_Required work_. Give all of the lines again, with nothing added or dropped.

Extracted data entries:
================================

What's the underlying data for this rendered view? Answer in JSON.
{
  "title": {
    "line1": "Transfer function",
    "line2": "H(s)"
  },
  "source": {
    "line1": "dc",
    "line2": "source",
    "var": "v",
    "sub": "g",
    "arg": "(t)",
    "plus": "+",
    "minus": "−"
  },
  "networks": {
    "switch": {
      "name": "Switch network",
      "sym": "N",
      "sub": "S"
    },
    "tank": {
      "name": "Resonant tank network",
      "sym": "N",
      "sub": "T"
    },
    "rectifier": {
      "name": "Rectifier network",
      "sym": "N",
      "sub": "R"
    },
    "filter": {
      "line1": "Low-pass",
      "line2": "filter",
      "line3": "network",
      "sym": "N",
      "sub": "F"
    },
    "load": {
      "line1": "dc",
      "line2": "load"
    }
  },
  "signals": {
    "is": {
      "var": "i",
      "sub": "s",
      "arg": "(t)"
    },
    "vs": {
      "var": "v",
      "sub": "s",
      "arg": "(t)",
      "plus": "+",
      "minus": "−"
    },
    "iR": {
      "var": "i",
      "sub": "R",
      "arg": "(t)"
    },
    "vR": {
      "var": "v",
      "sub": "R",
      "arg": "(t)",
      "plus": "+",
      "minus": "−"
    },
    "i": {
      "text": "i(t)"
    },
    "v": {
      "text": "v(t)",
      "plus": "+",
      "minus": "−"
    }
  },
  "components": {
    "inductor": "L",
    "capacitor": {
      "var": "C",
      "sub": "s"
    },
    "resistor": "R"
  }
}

================================

_Solution to the exercise_.
What's the underlying data for this rendered view? Answer in JSON.
{
  "title": {
    "line1": "Transfer function",
    "line2": "H(s)"
  },
  "source": {
    "line1": "dc",
    "line2": "source",
    "var": "v",
    "sub": "g",
    "arg": "(t)",
    "plus": "+",
    "minus": "−"
  },
  "networks": {
    "switch": {
      "name": "Switch network",
      "sym": "N",
      "sub": "S"
    },
    "tank": {
      "name": "Resonant tank network",
      "sym": "N",
      "sub": "T"
    },
    "rectifier": {
      "name": "Rectifier network",
      "sym": "N",
      "sub": "R"
    },
    "filter": {
      "line1": "Low-pass",
      "line2": "filter",
      "line3": "network",
      "sym": "N",
      "sub": "F"
    },
    "load": {
      "line1": "dc",
      "line2": "load"
    }
  },
  "signals": {
    "is": {
      "var": "i",
      "sub": "s",
      "arg": "(t)"
    },
    "vs": {
      "var": "v",
      "sub": "s",
      "arg": "(t)",
      "plus": "+",
      "minus": "−"
    },
    "iR": {
      "var": "i",
      "sub": "R",
      "arg": "(t)"
    },
    "vR": {
      "var": "v",
      "sub": "R",
      "arg": "(t)",
      "plus": "+",
      "minus": "−"
    },
    "i": {
      "text": "i(t)"
    },
    "v": {
      "text": "v(t)",
      "plus": "+",
      "minus": "−"
    }
  },
  "components": {
    "inductor": "L",
    "capacitor": {
      "var": "C",
      "sub": "s"
    },
    "resistor": "R"
  }
}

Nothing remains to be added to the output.